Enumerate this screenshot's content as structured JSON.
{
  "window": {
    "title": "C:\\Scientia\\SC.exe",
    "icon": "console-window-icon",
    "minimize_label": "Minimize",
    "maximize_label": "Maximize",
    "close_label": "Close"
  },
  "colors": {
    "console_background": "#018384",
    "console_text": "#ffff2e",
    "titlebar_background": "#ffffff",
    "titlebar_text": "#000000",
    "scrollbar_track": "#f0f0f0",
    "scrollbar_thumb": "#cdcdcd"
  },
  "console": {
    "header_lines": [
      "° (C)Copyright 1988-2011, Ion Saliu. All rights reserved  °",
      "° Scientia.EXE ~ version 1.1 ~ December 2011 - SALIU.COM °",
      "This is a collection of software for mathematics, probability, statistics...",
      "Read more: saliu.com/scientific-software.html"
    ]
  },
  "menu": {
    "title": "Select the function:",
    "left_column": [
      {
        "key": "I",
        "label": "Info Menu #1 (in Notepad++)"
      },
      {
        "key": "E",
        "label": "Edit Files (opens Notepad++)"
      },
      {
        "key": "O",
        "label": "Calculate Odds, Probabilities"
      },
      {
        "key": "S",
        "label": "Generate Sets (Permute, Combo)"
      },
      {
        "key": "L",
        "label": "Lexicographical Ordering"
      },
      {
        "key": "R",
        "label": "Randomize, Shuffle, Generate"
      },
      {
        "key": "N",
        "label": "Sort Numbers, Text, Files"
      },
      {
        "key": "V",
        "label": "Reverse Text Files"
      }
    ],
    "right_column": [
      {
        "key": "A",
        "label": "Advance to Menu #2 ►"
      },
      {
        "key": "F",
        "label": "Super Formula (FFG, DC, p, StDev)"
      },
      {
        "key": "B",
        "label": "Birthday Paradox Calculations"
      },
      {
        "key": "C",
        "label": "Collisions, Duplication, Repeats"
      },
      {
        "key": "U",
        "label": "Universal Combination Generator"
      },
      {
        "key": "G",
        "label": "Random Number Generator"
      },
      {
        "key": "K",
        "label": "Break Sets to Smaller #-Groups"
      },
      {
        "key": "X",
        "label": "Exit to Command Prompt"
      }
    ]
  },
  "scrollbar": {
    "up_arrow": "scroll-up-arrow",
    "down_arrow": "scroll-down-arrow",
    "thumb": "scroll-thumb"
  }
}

WHAT TO DO | Of the lines in the data, how many hold the string "software"? State the number, nothing else.

EXPECTED ANSWER | 2